• _What is being asked_
In the entries below, count the lines holding "HABILITA". Reply with the number only.
--- start ---
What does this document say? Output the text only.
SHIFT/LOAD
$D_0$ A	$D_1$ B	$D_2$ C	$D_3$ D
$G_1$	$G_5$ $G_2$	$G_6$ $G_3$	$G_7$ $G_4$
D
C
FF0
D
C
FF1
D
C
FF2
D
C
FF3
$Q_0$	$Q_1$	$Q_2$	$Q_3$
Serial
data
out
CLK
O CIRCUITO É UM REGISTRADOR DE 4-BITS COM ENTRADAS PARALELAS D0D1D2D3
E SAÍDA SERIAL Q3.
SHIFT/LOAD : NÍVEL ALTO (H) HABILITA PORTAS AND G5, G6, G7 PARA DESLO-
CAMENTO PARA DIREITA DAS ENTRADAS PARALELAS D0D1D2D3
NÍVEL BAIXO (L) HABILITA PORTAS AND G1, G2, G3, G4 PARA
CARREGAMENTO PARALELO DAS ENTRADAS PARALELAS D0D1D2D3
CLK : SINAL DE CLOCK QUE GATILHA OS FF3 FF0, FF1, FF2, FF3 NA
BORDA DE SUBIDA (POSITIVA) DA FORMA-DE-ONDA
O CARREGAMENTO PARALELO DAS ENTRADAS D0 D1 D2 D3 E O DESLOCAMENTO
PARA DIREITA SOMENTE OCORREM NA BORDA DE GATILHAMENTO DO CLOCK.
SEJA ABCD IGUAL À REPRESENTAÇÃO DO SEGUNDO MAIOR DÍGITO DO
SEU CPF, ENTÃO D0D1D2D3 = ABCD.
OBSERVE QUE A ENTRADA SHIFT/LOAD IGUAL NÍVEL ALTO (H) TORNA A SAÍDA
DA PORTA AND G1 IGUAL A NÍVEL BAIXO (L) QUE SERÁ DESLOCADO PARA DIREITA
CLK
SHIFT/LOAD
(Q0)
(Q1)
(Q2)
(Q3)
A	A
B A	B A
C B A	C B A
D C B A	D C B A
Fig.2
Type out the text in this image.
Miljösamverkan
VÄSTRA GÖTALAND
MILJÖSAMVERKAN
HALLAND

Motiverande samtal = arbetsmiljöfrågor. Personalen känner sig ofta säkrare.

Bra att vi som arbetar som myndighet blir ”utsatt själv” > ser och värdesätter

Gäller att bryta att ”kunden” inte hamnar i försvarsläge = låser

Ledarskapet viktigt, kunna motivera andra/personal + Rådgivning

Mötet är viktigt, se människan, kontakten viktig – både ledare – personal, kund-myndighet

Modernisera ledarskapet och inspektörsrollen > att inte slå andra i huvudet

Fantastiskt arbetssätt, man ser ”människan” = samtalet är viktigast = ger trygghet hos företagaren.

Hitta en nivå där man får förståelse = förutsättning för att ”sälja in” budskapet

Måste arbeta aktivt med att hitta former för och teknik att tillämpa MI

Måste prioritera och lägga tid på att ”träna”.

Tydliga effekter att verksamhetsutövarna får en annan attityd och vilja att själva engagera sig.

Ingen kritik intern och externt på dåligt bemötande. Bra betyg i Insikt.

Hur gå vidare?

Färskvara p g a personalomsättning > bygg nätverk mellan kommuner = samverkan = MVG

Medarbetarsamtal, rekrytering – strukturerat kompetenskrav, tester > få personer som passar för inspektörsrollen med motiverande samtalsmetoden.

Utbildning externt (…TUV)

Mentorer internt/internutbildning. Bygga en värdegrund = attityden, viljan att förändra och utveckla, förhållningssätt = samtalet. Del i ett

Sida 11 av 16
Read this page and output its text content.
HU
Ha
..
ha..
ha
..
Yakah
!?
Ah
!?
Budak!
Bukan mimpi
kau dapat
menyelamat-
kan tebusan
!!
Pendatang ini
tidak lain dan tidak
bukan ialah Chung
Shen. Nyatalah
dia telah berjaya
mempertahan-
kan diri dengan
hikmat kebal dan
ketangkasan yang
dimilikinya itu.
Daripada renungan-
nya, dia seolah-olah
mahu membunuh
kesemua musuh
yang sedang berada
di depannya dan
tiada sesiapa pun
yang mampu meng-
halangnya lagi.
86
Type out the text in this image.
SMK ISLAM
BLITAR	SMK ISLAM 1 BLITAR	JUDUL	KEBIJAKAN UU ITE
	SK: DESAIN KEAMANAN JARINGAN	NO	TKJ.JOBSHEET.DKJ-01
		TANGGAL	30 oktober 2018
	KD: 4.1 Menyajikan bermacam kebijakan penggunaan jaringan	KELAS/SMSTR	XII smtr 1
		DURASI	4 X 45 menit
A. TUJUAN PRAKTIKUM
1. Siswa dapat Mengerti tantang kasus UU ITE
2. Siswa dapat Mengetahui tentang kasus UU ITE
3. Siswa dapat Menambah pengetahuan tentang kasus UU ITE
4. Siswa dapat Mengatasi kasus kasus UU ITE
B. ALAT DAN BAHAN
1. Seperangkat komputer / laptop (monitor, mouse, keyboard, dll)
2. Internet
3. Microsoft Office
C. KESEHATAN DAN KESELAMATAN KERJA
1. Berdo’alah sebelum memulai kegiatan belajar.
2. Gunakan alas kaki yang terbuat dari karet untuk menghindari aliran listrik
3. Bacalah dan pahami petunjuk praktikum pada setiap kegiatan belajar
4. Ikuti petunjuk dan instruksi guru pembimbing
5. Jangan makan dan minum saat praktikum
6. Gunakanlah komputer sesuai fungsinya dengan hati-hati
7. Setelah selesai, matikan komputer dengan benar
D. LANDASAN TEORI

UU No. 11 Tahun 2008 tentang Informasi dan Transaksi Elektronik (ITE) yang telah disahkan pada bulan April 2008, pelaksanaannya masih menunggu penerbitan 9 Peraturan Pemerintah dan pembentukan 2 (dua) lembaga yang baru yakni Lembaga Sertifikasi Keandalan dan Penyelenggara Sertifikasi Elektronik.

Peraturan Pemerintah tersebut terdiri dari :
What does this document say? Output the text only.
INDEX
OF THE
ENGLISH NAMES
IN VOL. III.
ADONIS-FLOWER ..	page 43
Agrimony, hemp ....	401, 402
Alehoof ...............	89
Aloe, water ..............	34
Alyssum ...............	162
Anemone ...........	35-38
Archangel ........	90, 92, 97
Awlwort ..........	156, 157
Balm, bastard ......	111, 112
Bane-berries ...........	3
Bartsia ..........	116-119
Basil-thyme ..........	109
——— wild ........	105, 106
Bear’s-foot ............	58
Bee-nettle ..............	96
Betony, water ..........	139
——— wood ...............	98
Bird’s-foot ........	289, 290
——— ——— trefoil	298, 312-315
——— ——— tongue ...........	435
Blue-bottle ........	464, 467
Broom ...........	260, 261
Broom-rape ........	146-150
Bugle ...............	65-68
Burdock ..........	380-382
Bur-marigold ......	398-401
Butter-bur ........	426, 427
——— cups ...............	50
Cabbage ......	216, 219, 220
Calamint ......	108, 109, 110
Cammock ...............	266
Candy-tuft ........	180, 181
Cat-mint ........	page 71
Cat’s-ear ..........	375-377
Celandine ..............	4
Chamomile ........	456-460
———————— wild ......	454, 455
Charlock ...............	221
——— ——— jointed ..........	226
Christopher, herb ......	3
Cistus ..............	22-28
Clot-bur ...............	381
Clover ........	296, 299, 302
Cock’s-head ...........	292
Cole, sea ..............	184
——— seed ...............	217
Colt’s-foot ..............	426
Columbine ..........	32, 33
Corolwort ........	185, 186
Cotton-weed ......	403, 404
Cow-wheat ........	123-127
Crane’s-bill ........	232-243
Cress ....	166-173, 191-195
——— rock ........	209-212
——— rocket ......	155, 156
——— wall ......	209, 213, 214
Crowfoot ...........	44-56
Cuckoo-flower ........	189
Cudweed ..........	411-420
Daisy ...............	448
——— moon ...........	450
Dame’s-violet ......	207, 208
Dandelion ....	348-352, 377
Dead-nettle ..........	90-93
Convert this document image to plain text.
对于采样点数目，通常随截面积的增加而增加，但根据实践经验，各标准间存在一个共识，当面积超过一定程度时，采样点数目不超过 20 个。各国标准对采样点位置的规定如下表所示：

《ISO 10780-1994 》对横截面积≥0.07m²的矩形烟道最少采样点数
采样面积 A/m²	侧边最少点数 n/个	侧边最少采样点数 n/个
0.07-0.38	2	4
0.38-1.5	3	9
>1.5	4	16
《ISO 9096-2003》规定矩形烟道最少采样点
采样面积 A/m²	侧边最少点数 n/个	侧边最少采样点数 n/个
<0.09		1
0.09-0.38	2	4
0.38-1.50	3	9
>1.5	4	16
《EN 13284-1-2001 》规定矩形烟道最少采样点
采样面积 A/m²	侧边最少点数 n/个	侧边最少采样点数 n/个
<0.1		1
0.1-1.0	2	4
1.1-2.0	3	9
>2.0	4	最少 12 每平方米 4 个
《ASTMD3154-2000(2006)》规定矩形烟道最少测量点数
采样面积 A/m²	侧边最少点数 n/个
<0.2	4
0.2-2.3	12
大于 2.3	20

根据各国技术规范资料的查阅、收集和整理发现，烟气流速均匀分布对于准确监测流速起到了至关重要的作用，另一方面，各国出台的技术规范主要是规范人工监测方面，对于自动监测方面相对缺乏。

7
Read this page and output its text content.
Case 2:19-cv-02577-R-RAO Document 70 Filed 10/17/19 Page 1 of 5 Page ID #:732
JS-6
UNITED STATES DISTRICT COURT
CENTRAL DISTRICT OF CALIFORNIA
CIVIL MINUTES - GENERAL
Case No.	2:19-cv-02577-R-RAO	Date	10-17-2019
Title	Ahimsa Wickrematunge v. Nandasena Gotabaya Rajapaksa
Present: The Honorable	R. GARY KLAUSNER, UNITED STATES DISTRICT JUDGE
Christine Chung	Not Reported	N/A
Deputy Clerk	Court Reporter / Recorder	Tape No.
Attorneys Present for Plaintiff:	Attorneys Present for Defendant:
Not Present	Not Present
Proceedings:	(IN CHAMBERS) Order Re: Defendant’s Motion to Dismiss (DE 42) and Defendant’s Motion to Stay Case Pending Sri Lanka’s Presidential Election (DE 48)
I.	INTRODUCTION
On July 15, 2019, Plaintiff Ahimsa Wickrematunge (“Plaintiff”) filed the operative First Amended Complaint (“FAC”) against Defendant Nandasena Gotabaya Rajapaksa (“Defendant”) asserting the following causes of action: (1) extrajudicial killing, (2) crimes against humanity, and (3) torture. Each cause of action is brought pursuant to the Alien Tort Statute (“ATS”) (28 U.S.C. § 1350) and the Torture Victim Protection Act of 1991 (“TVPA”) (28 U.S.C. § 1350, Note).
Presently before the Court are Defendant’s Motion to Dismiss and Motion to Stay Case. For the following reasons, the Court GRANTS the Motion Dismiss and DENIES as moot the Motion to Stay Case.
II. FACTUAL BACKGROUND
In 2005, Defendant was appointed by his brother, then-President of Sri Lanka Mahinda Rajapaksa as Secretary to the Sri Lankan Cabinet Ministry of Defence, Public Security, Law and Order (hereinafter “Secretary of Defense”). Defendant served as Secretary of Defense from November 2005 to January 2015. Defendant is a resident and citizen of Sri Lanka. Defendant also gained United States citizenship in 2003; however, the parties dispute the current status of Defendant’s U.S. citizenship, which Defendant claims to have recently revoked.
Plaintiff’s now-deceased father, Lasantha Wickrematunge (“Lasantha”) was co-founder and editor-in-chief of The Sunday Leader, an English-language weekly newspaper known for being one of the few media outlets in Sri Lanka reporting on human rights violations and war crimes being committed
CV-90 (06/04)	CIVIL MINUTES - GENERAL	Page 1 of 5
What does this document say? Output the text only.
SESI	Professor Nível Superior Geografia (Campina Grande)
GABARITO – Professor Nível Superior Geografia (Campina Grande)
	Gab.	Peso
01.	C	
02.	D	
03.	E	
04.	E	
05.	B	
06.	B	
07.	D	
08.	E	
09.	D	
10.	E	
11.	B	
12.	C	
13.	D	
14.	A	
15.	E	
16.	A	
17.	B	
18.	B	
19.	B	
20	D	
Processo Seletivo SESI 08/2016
--- end ---
• _Output for this task_
2